### [Written problem]
Determine how many lines include the word "τεραστίαν", then give that number and nothing more.

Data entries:
=-=-=-=-=

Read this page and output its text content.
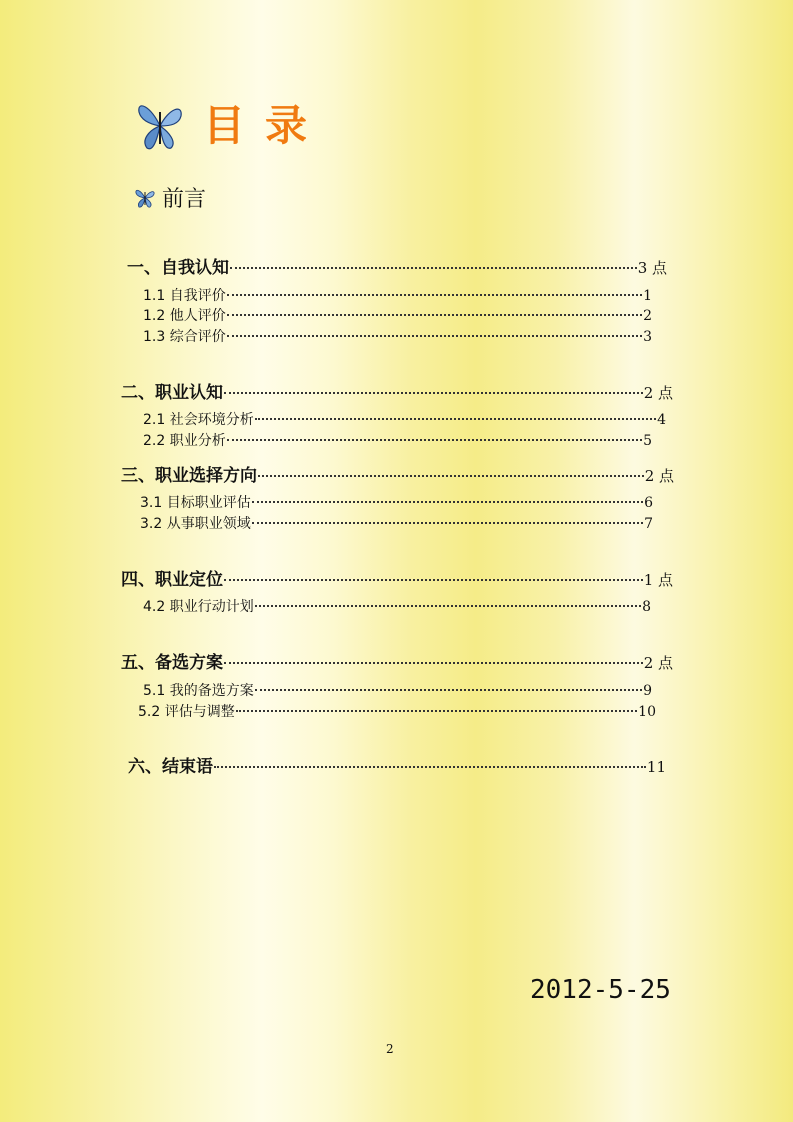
目录
前言
一、自我认知	3 点
1.1 自我评价	1
1.2 他人评价	2
1.3 综合评价	3
二、职业认知	2 点
2.1 社会环境分析	4
2.2 职业分析	5
三、职业选择方向	2 点
3.1 目标职业评估	6
3.2 从事职业领域	7
四、职业定位	1 点
4.2 职业行动计划	8
五、备选方案	2 点
5.1 我的备选方案	9
5.2 评估与调整	10
六、结束语	11
2012-5-25
2
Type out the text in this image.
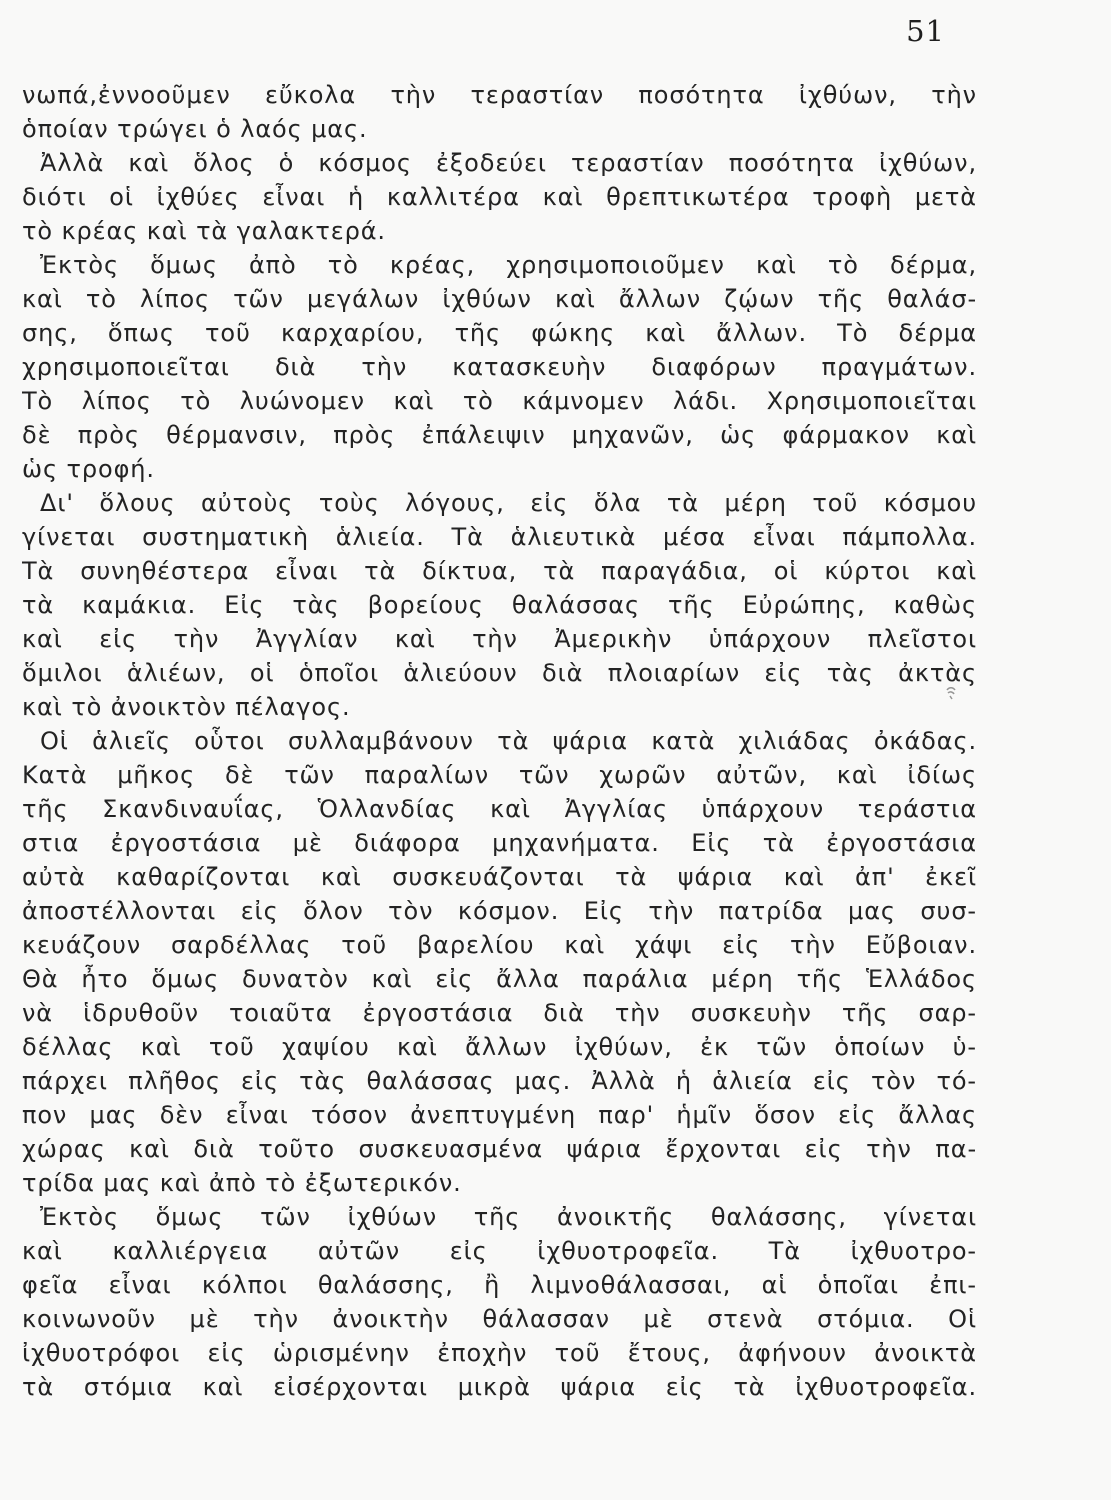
51
νωπά,ἐννοοῦμεν εὔκολα τὴν τεραστίαν ποσότητα ἰχθύων, τὴν
ὁποίαν τρώγει ὁ λαός μας.
Ἀλλὰ καὶ ὅλος ὁ κόσμος ἐξοδεύει τεραστίαν ποσότητα ἰχθύων,
διότι οἱ ἰχθύες εἶναι ἡ καλλιτέρα καὶ θρεπτικωτέρα τροφὴ μετὰ
τὸ κρέας καὶ τὰ γαλακτερά.
Ἐκτὸς ὅμως ἀπὸ τὸ κρέας, χρησιμοποιοῦμεν καὶ τὸ δέρμα,
καὶ τὸ λίπος τῶν μεγάλων ἰχθύων καὶ ἄλλων ζῴων τῆς θαλάσ-
σης, ὅπως τοῦ καρχαρίου, τῆς φώκης καὶ ἄλλων. Τὸ δέρμα
χρησιμοποιεῖται διὰ τὴν κατασκευὴν διαφόρων πραγμάτων.
Τὸ λίπος τὸ λυώνομεν καὶ τὸ κάμνομεν λάδι. Χρησιμοποιεῖται
δὲ πρὸς θέρμανσιν, πρὸς ἐπάλειψιν μηχανῶν, ὡς φάρμακον καὶ
ὡς τροφή.
Δι' ὅλους αὐτοὺς τοὺς λόγους, εἰς ὅλα τὰ μέρη τοῦ κόσμου
γίνεται συστηματικὴ ἁλιεία. Τὰ ἁλιευτικὰ μέσα εἶναι πάμπολλα.
Τὰ συνηθέστερα εἶναι τὰ δίκτυα, τὰ παραγάδια, οἱ κύρτοι καὶ
τὰ καμάκια. Εἰς τὰς βορείους θαλάσσας τῆς Εὐρώπης, καθὼς
καὶ εἰς τὴν Ἀγγλίαν καὶ τὴν Ἀμερικὴν ὑπάρχουν πλεῖστοι
ὅμιλοι ἁλιέων, οἱ ὁποῖοι ἁλιεύουν διὰ πλοιαρίων εἰς τὰς ἀκτὰς
καὶ τὸ ἀνοικτὸν πέλαγος.
Οἱ ἁλιεῖς οὗτοι συλλαμβάνουν τὰ ψάρια κατὰ χιλιάδας ὀκάδας.
Κατὰ μῆκος δὲ τῶν παραλίων τῶν χωρῶν αὐτῶν, καὶ ἰδίως
τῆς Σκανδιναυΐας, Ὁλλανδίας καὶ Ἀγγλίας ὑπάρχουν τεράστια
στια ἐργοστάσια μὲ διάφορα μηχανήματα. Εἰς τὰ ἐργοστάσια
αὐτὰ καθαρίζονται καὶ συσκευάζονται τὰ ψάρια καὶ ἀπ' ἐκεῖ
ἀποστέλλονται εἰς ὅλον τὸν κόσμον. Εἰς τὴν πατρίδα μας συσ-
κευάζουν σαρδέλλας τοῦ βαρελίου καὶ χάψι εἰς τὴν Εὔβοιαν.
Θὰ ἦτο ὅμως δυνατὸν καὶ εἰς ἄλλα παράλια μέρη τῆς Ἑλλάδος
νὰ ἱδρυθοῦν τοιαῦτα ἐργοστάσια διὰ τὴν συσκευὴν τῆς σαρ-
δέλλας καὶ τοῦ χαψίου καὶ ἄλλων ἰχθύων, ἐκ τῶν ὁποίων ὑ-
πάρχει πλῆθος εἰς τὰς θαλάσσας μας. Ἀλλὰ ἡ ἁλιεία εἰς τὸν τό-
πον μας δὲν εἶναι τόσον ἀνεπτυγμένη παρ' ἡμῖν ὅσον εἰς ἄλλας
χώρας καὶ διὰ τοῦτο συσκευασμένα ψάρια ἔρχονται εἰς τὴν πα-
τρίδα μας καὶ ἀπὸ τὸ ἐξωτερικόν.
Ἐκτὸς ὅμως τῶν ἰχθύων τῆς ἀνοικτῆς θαλάσσης, γίνεται
καὶ καλλιέργεια αὐτῶν εἰς ἰχθυοτροφεῖα. Τὰ ἰχθυοτρο-
φεῖα εἶναι κόλποι θαλάσσης, ἢ λιμνοθάλασσαι, αἱ ὁποῖαι ἐπι-
κοινωνοῦν μὲ τὴν ἀνοικτὴν θάλασσαν μὲ στενὰ στόμια. Οἱ
ἰχθυοτρόφοι εἰς ὡρισμένην ἐποχὴν τοῦ ἔτους, ἀφήνουν ἀνοικτὰ
τὰ στόμια καὶ εἰσέρχονται μικρὰ ψάρια εἰς τὰ ἰχθυοτροφεῖα.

=-=-=-=-=

### [Reply]
2